▸ **TASK DIRECTIONS**:
Print every record below exactly as it stands.

▸ **GIVEN DATA**:
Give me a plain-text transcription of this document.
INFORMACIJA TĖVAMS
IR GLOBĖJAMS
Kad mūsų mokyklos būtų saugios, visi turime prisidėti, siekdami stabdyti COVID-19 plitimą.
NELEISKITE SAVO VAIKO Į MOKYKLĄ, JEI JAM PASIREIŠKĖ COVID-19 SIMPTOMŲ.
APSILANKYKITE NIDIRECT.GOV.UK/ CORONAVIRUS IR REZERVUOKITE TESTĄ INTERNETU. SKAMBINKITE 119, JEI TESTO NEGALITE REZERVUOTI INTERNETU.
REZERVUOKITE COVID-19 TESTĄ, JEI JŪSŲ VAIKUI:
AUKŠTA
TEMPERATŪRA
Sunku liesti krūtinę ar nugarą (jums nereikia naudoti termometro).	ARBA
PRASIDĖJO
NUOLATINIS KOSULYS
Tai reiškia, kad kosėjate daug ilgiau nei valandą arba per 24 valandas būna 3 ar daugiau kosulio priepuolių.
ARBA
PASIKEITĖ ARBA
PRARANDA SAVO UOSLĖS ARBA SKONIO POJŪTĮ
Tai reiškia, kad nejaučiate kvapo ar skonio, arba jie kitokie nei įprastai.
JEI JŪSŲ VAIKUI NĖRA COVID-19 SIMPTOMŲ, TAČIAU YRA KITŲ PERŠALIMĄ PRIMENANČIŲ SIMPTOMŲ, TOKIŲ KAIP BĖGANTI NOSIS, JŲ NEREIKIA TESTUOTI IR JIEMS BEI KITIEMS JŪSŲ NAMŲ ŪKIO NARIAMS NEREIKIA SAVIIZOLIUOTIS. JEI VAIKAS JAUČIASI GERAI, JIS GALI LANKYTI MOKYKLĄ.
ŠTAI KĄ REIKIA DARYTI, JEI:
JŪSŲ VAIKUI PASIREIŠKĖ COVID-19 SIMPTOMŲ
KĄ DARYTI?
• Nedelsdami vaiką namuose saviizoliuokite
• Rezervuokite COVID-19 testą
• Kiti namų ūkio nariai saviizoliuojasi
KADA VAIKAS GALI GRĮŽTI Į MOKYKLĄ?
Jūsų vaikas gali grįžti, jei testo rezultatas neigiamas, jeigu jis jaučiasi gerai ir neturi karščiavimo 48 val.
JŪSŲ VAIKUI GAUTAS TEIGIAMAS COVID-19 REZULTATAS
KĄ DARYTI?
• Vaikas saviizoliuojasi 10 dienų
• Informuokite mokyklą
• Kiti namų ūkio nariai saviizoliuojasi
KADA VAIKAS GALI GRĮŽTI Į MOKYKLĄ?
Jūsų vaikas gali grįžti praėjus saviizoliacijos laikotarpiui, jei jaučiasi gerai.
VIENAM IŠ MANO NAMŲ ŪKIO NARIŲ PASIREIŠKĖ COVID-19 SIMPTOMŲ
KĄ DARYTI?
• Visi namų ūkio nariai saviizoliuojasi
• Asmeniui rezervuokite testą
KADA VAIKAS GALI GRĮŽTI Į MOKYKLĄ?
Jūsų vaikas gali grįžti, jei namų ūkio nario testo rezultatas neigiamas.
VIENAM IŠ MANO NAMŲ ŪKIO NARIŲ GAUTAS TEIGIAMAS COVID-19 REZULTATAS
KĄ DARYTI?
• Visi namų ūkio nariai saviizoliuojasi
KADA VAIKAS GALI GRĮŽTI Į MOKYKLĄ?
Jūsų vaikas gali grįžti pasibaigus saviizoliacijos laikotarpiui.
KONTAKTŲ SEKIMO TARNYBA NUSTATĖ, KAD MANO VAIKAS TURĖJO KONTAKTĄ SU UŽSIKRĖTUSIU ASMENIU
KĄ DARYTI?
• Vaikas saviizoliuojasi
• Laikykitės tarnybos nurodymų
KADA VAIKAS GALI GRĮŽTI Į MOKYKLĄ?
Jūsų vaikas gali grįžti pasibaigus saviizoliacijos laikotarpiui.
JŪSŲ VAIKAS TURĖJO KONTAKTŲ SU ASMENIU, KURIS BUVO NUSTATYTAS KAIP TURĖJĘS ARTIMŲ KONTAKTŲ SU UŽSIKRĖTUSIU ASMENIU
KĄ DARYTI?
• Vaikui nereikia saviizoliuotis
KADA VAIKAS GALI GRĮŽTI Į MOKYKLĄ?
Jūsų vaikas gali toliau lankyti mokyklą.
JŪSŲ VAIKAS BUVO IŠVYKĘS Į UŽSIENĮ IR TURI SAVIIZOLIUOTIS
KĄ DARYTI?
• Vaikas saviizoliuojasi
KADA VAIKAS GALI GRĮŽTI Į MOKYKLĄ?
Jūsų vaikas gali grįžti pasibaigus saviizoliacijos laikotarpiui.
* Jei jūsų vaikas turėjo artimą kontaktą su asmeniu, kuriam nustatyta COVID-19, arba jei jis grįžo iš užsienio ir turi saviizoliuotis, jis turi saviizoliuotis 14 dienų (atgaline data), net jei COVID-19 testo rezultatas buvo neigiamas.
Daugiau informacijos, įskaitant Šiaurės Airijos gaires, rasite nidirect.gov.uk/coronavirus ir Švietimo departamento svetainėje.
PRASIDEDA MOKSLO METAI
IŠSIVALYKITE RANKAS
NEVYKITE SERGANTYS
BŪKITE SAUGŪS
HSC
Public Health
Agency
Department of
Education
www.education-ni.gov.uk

▸ **OUTPUT FOR THIS TASK**:
Give me a plain-text transcription of this document.
INFORMACIJA TĖVAMS
IR GLOBĖJAMS
Kad mūsų mokyklos būtų saugios, visi turime prisidėti, siekdami stabdyti COVID-19 plitimą.
NELEISKITE SAVO VAIKO Į MOKYKLĄ, JEI JAM PASIREIŠKĖ COVID-19 SIMPTOMŲ.
APSILANKYKITE NIDIRECT.GOV.UK/ CORONAVIRUS IR REZERVUOKITE TESTĄ INTERNETU. SKAMBINKITE 119, JEI TESTO NEGALITE REZERVUOTI INTERNETU.
REZERVUOKITE COVID-19 TESTĄ, JEI JŪSŲ VAIKUI:
AUKŠTA
TEMPERATŪRA
Sunku liesti krūtinę ar nugarą (jums nereikia naudoti termometro).	ARBA
PRASIDĖJO
NUOLATINIS KOSULYS
Tai reiškia, kad kosėjate daug ilgiau nei valandą arba per 24 valandas būna 3 ar daugiau kosulio priepuolių.
ARBA
PASIKEITĖ ARBA
PRARANDA SAVO UOSLĖS ARBA SKONIO POJŪTĮ
Tai reiškia, kad nejaučiate kvapo ar skonio, arba jie kitokie nei įprastai.
JEI JŪSŲ VAIKUI NĖRA COVID-19 SIMPTOMŲ, TAČIAU YRA KITŲ PERŠALIMĄ PRIMENANČIŲ SIMPTOMŲ, TOKIŲ KAIP BĖGANTI NOSIS, JŲ NEREIKIA TESTUOTI IR JIEMS BEI KITIEMS JŪSŲ NAMŲ ŪKIO NARIAMS NEREIKIA SAVIIZOLIUOTIS. JEI VAIKAS JAUČIASI GERAI, JIS GALI LANKYTI MOKYKLĄ.
ŠTAI KĄ REIKIA DARYTI, JEI:
JŪSŲ VAIKUI PASIREIŠKĖ COVID-19 SIMPTOMŲ
KĄ DARYTI?
• Nedelsdami vaiką namuose saviizoliuokite
• Rezervuokite COVID-19 testą
• Kiti namų ūkio nariai saviizoliuojasi
KADA VAIKAS GALI GRĮŽTI Į MOKYKLĄ?
Jūsų vaikas gali grįžti, jei testo rezultatas neigiamas, jeigu jis jaučiasi gerai ir neturi karščiavimo 48 val.
JŪSŲ VAIKUI GAUTAS TEIGIAMAS COVID-19 REZULTATAS
KĄ DARYTI?
• Vaikas saviizoliuojasi 10 dienų
• Informuokite mokyklą
• Kiti namų ūkio nariai saviizoliuojasi
KADA VAIKAS GALI GRĮŽTI Į MOKYKLĄ?
Jūsų vaikas gali grįžti praėjus saviizoliacijos laikotarpiui, jei jaučiasi gerai.
VIENAM IŠ MANO NAMŲ ŪKIO NARIŲ PASIREIŠKĖ COVID-19 SIMPTOMŲ
KĄ DARYTI?
• Visi namų ūkio nariai saviizoliuojasi
• Asmeniui rezervuokite testą
KADA VAIKAS GALI GRĮŽTI Į MOKYKLĄ?
Jūsų vaikas gali grįžti, jei namų ūkio nario testo rezultatas neigiamas.
VIENAM IŠ MANO NAMŲ ŪKIO NARIŲ GAUTAS TEIGIAMAS COVID-19 REZULTATAS
KĄ DARYTI?
• Visi namų ūkio nariai saviizoliuojasi
KADA VAIKAS GALI GRĮŽTI Į MOKYKLĄ?
Jūsų vaikas gali grįžti pasibaigus saviizoliacijos laikotarpiui.
KONTAKTŲ SEKIMO TARNYBA NUSTATĖ, KAD MANO VAIKAS TURĖJO KONTAKTĄ SU UŽSIKRĖTUSIU ASMENIU
KĄ DARYTI?
• Vaikas saviizoliuojasi
• Laikykitės tarnybos nurodymų
KADA VAIKAS GALI GRĮŽTI Į MOKYKLĄ?
Jūsų vaikas gali grįžti pasibaigus saviizoliacijos laikotarpiui.
JŪSŲ VAIKAS TURĖJO KONTAKTŲ SU ASMENIU, KURIS BUVO NUSTATYTAS KAIP TURĖJĘS ARTIMŲ KONTAKTŲ SU UŽSIKRĖTUSIU ASMENIU
KĄ DARYTI?
• Vaikui nereikia saviizoliuotis
KADA VAIKAS GALI GRĮŽTI Į MOKYKLĄ?
Jūsų vaikas gali toliau lankyti mokyklą.
JŪSŲ VAIKAS BUVO IŠVYKĘS Į UŽSIENĮ IR TURI SAVIIZOLIUOTIS
KĄ DARYTI?
• Vaikas saviizoliuojasi
KADA VAIKAS GALI GRĮŽTI Į MOKYKLĄ?
Jūsų vaikas gali grįžti pasibaigus saviizoliacijos laikotarpiui.
* Jei jūsų vaikas turėjo artimą kontaktą su asmeniu, kuriam nustatyta COVID-19, arba jei jis grįžo iš užsienio ir turi saviizoliuotis, jis turi saviizoliuotis 14 dienų (atgaline data), net jei COVID-19 testo rezultatas buvo neigiamas.
Daugiau informacijos, įskaitant Šiaurės Airijos gaires, rasite nidirect.gov.uk/coronavirus ir Švietimo departamento svetainėje.
PRASIDEDA MOKSLO METAI
IŠSIVALYKITE RANKAS
NEVYKITE SERGANTYS
BŪKITE SAUGŪS
HSC
Public Health
Agency
Department of
Education
www.education-ni.gov.uk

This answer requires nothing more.